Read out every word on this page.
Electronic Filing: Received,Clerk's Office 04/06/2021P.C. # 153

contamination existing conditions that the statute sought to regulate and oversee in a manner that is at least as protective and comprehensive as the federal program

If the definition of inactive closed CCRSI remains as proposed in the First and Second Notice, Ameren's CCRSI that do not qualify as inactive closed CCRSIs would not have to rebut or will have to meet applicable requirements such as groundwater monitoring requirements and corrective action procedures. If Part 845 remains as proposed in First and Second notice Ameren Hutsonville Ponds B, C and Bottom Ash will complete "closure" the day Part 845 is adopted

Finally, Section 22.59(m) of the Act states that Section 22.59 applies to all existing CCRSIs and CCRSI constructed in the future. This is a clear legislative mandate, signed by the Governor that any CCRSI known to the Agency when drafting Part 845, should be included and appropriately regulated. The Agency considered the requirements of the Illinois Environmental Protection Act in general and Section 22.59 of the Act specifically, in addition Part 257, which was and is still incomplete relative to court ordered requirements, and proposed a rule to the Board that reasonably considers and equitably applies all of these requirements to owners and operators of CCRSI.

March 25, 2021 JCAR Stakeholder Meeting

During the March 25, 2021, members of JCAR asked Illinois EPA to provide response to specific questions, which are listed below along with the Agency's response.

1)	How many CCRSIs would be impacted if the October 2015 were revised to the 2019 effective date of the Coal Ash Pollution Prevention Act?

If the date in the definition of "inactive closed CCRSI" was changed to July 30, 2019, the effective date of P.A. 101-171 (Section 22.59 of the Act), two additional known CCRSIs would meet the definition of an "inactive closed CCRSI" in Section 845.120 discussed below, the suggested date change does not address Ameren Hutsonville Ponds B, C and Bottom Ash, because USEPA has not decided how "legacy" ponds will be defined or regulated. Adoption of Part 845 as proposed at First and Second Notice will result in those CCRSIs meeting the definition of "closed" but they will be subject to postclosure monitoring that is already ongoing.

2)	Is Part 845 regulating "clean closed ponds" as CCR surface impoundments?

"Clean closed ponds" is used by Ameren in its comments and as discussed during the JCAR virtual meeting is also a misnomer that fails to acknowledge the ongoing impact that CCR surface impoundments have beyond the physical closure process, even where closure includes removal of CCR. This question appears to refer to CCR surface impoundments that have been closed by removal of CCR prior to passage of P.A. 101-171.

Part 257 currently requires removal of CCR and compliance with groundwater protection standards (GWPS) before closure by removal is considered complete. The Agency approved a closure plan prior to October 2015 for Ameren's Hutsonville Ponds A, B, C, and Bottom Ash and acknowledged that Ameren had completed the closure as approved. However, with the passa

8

····················

Output the whole listing above again, word for word.

Read out every word on this page.
Electronic Filing: Received,Clerk's Office 04/06/2021P.C. # 153

contamination existing conditions that the statute sought to regulate and oversee in a manner that is at least as protective and comprehensive as the federal program

If the definition of inactive closed CCRSI remains as proposed in the First and Second Notice, Ameren's CCRSI that do not qualify as inactive closed CCRSIs would not have to rebut or will have to meet applicable requirements such as groundwater monitoring requirements and corrective action procedures. If Part 845 remains as proposed in First and Second notice Ameren Hutsonville Ponds B, C and Bottom Ash will complete "closure" the day Part 845 is adopted

Finally, Section 22.59(m) of the Act states that Section 22.59 applies to all existing CCRSIs and CCRSI constructed in the future. This is a clear legislative mandate, signed by the Governor that any CCRSI known to the Agency when drafting Part 845, should be included and appropriately regulated. The Agency considered the requirements of the Illinois Environmental Protection Act in general and Section 22.59 of the Act specifically, in addition Part 257, which was and is still incomplete relative to court ordered requirements, and proposed a rule to the Board that reasonably considers and equitably applies all of these requirements to owners and operators of CCRSI.

March 25, 2021 JCAR Stakeholder Meeting

During the March 25, 2021, members of JCAR asked Illinois EPA to provide response to specific questions, which are listed below along with the Agency's response.

1)	How many CCRSIs would be impacted if the October 2015 were revised to the 2019 effective date of the Coal Ash Pollution Prevention Act?

If the date in the definition of "inactive closed CCRSI" was changed to July 30, 2019, the effective date of P.A. 101-171 (Section 22.59 of the Act), two additional known CCRSIs would meet the definition of an "inactive closed CCRSI" in Section 845.120 discussed below, the suggested date change does not address Ameren Hutsonville Ponds B, C and Bottom Ash, because USEPA has not decided how "legacy" ponds will be defined or regulated. Adoption of Part 845 as proposed at First and Second Notice will result in those CCRSIs meeting the definition of "closed" but they will be subject to postclosure monitoring that is already ongoing.

2)	Is Part 845 regulating "clean closed ponds" as CCR surface impoundments?

"Clean closed ponds" is used by Ameren in its comments and as discussed during the JCAR virtual meeting is also a misnomer that fails to acknowledge the ongoing impact that CCR surface impoundments have beyond the physical closure process, even where closure includes removal of CCR. This question appears to refer to CCR surface impoundments that have been closed by removal of CCR prior to passage of P.A. 101-171.

Part 257 currently requires removal of CCR and compliance with groundwater protection standards (GWPS) before closure by removal is considered complete. The Agency approved a closure plan prior to October 2015 for Ameren's Hutsonville Ponds A, B, C, and Bottom Ash and acknowledged that Ameren had completed the closure as approved. However, with the passa

8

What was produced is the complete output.